• SET TASK:
Write out the full set of records exactly. Any pictures in them do not belong in the copy.

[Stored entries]
* begin *

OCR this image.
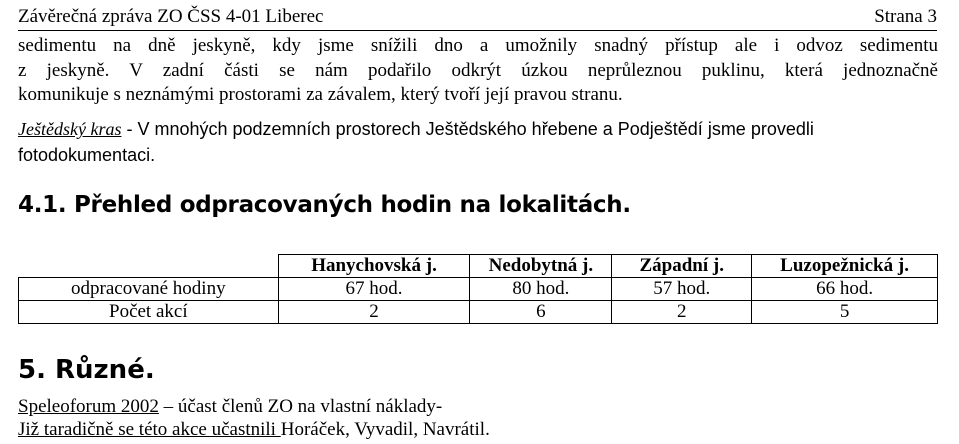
Závěrečná zpráva ZO ČSS 4-01 Liberec	Strana 3
sedimentu na dně jeskyně, kdy jsme snížili dno a umožnily snadný přístup ale i odvoz sedimentu
z jeskyně. V zadní části se nám podařilo odkrýt úzkou neprůleznou puklinu, která jednoznačně
komunikuje s neznámými prostorami za závalem, který tvoří její pravou stranu.
Ještědský kras - V mnohých podzemních prostorech Ještědského hřebene a Podještědí jsme provedli fotodokumentaci.
4.1. Přehled odpracovaných hodin na lokalitách.
	Hanychovská j.	Nedobytná j.	Západní j.	Luzopežnická j.
odpracované hodiny	67 hod.	80 hod.	57 hod.	66 hod.
Počet akcí	2	6	2	5
5. Různé.
Speleoforum 2002 – účast členů ZO na vlastní náklady-
Již taradičně se této akce učastnili Horáček, Vyvadil, Navrátil.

* end *

• EXERCISE ANSWER:
OCR this image.
Závěrečná zpráva ZO ČSS 4-01 Liberec	Strana 3
sedimentu na dně jeskyně, kdy jsme snížili dno a umožnily snadný přístup ale i odvoz sedimentu
z jeskyně. V zadní části se nám podařilo odkrýt úzkou neprůleznou puklinu, která jednoznačně
komunikuje s neznámými prostorami za závalem, který tvoří její pravou stranu.
Ještědský kras - V mnohých podzemních prostorech Ještědského hřebene a Podještědí jsme provedli fotodokumentaci.
4.1. Přehled odpracovaných hodin na lokalitách.
	Hanychovská j.	Nedobytná j.	Západní j.	Luzopežnická j.
odpracované hodiny	67 hod.	80 hod.	57 hod.	66 hod.
Počet akcí	2	6	2	5
5. Různé.
Speleoforum 2002 – účast členů ZO na vlastní náklady-
Již taradičně se této akce učastnili Horáček, Vyvadil, Navrátil.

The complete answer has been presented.